══ Dataset content ══

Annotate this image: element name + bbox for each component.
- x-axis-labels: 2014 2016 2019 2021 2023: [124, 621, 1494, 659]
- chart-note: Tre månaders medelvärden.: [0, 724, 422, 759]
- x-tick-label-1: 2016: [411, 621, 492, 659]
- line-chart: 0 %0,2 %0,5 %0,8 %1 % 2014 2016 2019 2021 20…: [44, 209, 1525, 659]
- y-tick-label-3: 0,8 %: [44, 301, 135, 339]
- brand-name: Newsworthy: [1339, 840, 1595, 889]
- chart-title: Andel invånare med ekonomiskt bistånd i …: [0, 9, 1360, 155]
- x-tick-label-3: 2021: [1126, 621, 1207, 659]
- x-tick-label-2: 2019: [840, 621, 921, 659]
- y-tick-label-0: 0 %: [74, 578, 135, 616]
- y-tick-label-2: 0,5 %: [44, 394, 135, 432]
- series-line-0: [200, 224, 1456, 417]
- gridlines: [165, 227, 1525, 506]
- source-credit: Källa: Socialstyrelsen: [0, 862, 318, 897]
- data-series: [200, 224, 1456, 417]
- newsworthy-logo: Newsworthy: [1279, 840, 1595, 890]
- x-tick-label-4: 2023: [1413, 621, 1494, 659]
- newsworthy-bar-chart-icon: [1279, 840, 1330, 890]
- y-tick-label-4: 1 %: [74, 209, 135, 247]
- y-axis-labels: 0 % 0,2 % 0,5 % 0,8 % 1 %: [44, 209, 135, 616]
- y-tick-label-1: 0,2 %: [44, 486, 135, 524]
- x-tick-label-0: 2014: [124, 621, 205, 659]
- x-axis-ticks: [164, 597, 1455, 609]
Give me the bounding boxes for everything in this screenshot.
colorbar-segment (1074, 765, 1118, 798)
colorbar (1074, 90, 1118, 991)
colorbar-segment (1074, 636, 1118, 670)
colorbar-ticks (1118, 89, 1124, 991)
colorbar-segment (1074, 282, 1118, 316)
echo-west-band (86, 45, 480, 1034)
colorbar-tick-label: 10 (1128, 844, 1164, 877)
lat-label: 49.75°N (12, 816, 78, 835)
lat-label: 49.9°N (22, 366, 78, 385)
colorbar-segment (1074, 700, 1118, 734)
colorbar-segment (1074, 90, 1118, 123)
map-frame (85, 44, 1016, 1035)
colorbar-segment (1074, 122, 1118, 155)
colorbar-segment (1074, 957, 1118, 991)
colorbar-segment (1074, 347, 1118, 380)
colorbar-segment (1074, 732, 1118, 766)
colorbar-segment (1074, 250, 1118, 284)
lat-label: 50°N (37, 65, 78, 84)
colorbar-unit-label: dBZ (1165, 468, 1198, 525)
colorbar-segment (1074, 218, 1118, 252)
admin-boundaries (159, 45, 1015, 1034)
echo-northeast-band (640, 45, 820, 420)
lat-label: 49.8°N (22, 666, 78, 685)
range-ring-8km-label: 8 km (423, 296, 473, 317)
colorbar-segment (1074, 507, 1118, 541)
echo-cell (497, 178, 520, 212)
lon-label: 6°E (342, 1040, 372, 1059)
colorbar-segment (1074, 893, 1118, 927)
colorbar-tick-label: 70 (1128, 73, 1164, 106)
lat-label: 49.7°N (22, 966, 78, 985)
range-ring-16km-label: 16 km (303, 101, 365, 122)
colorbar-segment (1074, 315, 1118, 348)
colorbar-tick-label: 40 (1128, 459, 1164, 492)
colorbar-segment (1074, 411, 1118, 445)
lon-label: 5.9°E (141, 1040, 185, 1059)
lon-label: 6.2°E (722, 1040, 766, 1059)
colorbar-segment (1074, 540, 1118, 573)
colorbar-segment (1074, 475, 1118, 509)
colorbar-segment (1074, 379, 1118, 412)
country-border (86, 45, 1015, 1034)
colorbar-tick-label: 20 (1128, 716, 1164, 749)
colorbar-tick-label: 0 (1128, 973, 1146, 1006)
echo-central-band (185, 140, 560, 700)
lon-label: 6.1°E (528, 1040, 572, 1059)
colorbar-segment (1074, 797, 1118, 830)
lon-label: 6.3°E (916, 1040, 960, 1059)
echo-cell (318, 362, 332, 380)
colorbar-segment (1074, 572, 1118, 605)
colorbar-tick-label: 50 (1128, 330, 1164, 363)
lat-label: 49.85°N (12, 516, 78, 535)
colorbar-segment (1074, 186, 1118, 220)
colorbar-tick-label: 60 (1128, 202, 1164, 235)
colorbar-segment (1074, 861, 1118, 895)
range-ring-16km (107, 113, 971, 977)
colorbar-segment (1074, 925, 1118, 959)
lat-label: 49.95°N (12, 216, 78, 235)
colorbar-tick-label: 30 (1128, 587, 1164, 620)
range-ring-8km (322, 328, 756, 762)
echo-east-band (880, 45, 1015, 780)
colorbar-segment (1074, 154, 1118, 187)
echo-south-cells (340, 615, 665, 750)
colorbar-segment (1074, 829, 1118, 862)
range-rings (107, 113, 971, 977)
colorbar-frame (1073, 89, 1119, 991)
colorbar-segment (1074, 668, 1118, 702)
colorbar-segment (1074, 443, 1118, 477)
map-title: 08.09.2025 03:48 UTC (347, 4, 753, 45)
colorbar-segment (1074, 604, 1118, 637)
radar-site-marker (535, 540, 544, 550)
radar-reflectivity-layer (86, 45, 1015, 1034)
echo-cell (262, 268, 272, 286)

═══

## Exercise aim
Format every line of the records above as a Markdown table with two columns, Row and Line. Number the rows in order and leave out any blank lines.

## Task result
| Row | Line |
|---|---|
| 1 | Annotate this image: element name + bbox for each component. |
| 2 | - x-axis-labels: 2014 2016 2019 2021 2023: [124, 621, 1494, 659] |
| 3 | - chart-note: Tre månaders medelvärden.: [0, 724, 422, 759] |
| 4 | - x-tick-label-1: 2016: [411, 621, 492, 659] |
| 5 | - line-chart: 0 %0,2 %0,5 %0,8 %1 % 2014 2016 2019 2021 20…: [44, 209, 1525, 659] |
| 6 | - y-tick-label-3: 0,8 %: [44, 301, 135, 339] |
| 7 | - brand-name: Newsworthy: [1339, 840, 1595, 889] |
| 8 | - chart-title: Andel invånare med ekonomiskt bistånd i …: [0, 9, 1360, 155] |
| 9 | - x-tick-label-3: 2021: [1126, 621, 1207, 659] |
| 10 | - x-tick-label-2: 2019: [840, 621, 921, 659] |
| 11 | - y-tick-label-0: 0 %: [74, 578, 135, 616] |
| 12 | - y-tick-label-2: 0,5 %: [44, 394, 135, 432] |
| 13 | - series-line-0: [200, 224, 1456, 417] |
| 14 | - gridlines: [165, 227, 1525, 506] |
| 15 | - source-credit: Källa: Socialstyrelsen: [0, 862, 318, 897] |
| 16 | - data-series: [200, 224, 1456, 417] |
| 17 | - newsworthy-logo: Newsworthy: [1279, 840, 1595, 890] |
| 18 | - x-tick-label-4: 2023: [1413, 621, 1494, 659] |
| 19 | - newsworthy-bar-chart-icon: [1279, 840, 1330, 890] |
| 20 | - y-tick-label-4: 1 %: [74, 209, 135, 247] |
| 21 | - y-axis-labels: 0 % 0,2 % 0,5 % 0,8 % 1 %: [44, 209, 135, 616] |
| 22 | - y-tick-label-1: 0,2 %: [44, 486, 135, 524] |
| 23 | - x-tick-label-0: 2014: [124, 621, 205, 659] |
| 24 | - x-axis-ticks: [164, 597, 1455, 609] |
| 25 | Give me the bounding boxes for everything in this screenshot. |
| 26 | colorbar-segment (1074, 765, 1118, 798) |
| 27 | colorbar (1074, 90, 1118, 991) |
| 28 | colorbar-segment (1074, 636, 1118, 670) |
| 29 | colorbar-ticks (1118, 89, 1124, 991) |
| 30 | colorbar-segment (1074, 282, 1118, 316) |
| 31 | echo-west-band (86, 45, 480, 1034) |
| 32 | colorbar-tick-label: 10 (1128, 844, 1164, 877) |
| 33 | lat-label: 49.75°N (12, 816, 78, 835) |
| 34 | lat-label: 49.9°N (22, 366, 78, 385) |
| 35 | colorbar-segment (1074, 700, 1118, 734) |
| 36 | colorbar-segment (1074, 90, 1118, 123) |
| 37 | map-frame (85, 44, 1016, 1035) |
| 38 | colorbar-segment (1074, 122, 1118, 155) |
| 39 | colorbar-segment (1074, 957, 1118, 991) |
| 40 | colorbar-segment (1074, 347, 1118, 380) |
| 41 | colorbar-segment (1074, 732, 1118, 766) |
| 42 | colorbar-segment (1074, 250, 1118, 284) |
| 43 | lat-label: 50°N (37, 65, 78, 84) |
| 44 | colorbar-unit-label: dBZ (1165, 468, 1198, 525) |
| 45 | colorbar-segment (1074, 218, 1118, 252) |
| 46 | admin-boundaries (159, 45, 1015, 1034) |
| 47 | echo-northeast-band (640, 45, 820, 420) |
| 48 | lat-label: 49.8°N (22, 666, 78, 685) |
| 49 | range-ring-8km-label: 8 km (423, 296, 473, 317) |
| 50 | colorbar-segment (1074, 507, 1118, 541) |
| 51 | echo-cell (497, 178, 520, 212) |
| 52 | lon-label: 6°E (342, 1040, 372, 1059) |
| 53 | colorbar-segment (1074, 893, 1118, 927) |
| 54 | colorbar-tick-label: 70 (1128, 73, 1164, 106) |
| 55 | lat-label: 49.7°N (22, 966, 78, 985) |
| 56 | range-ring-16km-label: 16 km (303, 101, 365, 122) |
| 57 | colorbar-segment (1074, 315, 1118, 348) |
| 58 | colorbar-tick-label: 40 (1128, 459, 1164, 492) |
| 59 | colorbar-segment (1074, 411, 1118, 445) |
| 60 | lon-label: 5.9°E (141, 1040, 185, 1059) |
| 61 | lon-label: 6.2°E (722, 1040, 766, 1059) |
| 62 | colorbar-segment (1074, 540, 1118, 573) |
| 63 | colorbar-segment (1074, 475, 1118, 509) |
| 64 | colorbar-segment (1074, 379, 1118, 412) |
| 65 | country-border (86, 45, 1015, 1034) |
| 66 | colorbar-tick-label: 20 (1128, 716, 1164, 749) |
| 67 | colorbar-tick-label: 0 (1128, 973, 1146, 1006) |
| 68 | echo-central-band (185, 140, 560, 700) |
| 69 | lon-label: 6.1°E (528, 1040, 572, 1059) |
| 70 | colorbar-segment (1074, 797, 1118, 830) |
| 71 | lon-label: 6.3°E (916, 1040, 960, 1059) |
| 72 | echo-cell (318, 362, 332, 380) |
| 73 | colorbar-segment (1074, 572, 1118, 605) |
| 74 | colorbar-tick-label: 50 (1128, 330, 1164, 363) |
| 75 | lat-label: 49.85°N (12, 516, 78, 535) |
| 76 | colorbar-segment (1074, 186, 1118, 220) |
| 77 | colorbar-tick-label: 60 (1128, 202, 1164, 235) |
| 78 | colorbar-segment (1074, 861, 1118, 895) |
| 79 | range-ring-16km (107, 113, 971, 977) |
| 80 | colorbar-segment (1074, 925, 1118, 959) |
| 81 | lat-label: 49.95°N (12, 216, 78, 235) |
| 82 | colorbar-tick-label: 30 (1128, 587, 1164, 620) |
| 83 | range-ring-8km (322, 328, 756, 762) |
| 84 | echo-east-band (880, 45, 1015, 780) |
| 85 | colorbar-segment (1074, 154, 1118, 187) |
| 86 | echo-south-cells (340, 615, 665, 750) |
| 87 | colorbar-segment (1074, 829, 1118, 862) |
| 88 | range-rings (107, 113, 971, 977) |
| 89 | colorbar-frame (1073, 89, 1119, 991) |
| 90 | colorbar-segment (1074, 668, 1118, 702) |
| 91 | colorbar-segment (1074, 443, 1118, 477) |
| 92 | map-title: 08.09.2025 03:48 UTC (347, 4, 753, 45) |
| 93 | colorbar-segment (1074, 604, 1118, 637) |
| 94 | radar-site-marker (535, 540, 544, 550) |
| 95 | radar-reflectivity-layer (86, 45, 1015, 1034) |
| 96 | echo-cell (262, 268, 272, 286) |